**Task objective:**
Identify and reproduce every line holding the string "KONG".

**Provided records:**
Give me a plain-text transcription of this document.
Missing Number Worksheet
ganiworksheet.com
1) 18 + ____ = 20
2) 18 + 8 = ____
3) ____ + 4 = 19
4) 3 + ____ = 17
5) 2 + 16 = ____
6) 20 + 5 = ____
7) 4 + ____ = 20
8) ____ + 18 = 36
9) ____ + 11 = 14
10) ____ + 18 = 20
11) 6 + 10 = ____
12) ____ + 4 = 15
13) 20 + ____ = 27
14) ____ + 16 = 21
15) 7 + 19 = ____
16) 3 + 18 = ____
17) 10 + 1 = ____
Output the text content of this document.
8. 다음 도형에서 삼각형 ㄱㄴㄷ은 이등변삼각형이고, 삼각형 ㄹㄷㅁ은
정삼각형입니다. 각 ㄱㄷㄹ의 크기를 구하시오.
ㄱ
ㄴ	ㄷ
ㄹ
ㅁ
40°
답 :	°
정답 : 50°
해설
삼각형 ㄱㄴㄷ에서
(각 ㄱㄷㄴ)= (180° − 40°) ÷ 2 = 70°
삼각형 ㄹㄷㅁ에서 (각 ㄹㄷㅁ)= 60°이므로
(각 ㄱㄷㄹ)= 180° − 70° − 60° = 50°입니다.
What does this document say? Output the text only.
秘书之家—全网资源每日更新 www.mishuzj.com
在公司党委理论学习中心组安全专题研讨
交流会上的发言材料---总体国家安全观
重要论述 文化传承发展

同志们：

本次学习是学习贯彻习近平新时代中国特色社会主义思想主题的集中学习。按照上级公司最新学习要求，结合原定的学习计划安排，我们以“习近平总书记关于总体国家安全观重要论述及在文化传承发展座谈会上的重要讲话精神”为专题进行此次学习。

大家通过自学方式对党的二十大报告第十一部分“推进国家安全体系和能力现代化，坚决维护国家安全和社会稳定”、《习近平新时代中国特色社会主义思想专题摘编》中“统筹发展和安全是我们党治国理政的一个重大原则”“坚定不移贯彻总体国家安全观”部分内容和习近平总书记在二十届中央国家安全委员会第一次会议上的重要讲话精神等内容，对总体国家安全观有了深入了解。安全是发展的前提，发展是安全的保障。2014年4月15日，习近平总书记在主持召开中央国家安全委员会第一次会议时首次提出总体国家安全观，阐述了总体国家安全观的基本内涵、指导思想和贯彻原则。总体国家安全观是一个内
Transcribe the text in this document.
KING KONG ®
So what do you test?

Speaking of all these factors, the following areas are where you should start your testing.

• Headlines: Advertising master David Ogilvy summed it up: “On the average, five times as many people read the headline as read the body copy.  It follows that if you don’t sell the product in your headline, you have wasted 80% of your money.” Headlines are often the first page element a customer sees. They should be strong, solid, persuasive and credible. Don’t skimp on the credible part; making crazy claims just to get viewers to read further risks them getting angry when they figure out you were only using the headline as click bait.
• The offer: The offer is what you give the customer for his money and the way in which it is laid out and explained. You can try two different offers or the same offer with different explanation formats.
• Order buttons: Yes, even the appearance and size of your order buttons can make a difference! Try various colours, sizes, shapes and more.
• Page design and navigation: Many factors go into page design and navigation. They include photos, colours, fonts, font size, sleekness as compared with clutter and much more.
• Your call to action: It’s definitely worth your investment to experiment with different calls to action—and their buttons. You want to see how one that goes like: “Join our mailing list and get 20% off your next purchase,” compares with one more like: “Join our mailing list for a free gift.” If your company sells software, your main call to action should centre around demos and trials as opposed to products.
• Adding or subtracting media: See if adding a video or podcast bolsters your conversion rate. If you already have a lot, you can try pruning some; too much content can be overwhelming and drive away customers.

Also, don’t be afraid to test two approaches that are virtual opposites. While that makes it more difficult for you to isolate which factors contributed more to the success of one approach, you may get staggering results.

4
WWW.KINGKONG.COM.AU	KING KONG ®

**Exercise solution:**
KING KONG ®
WWW.KINGKONG.COM.AU	KING KONG ®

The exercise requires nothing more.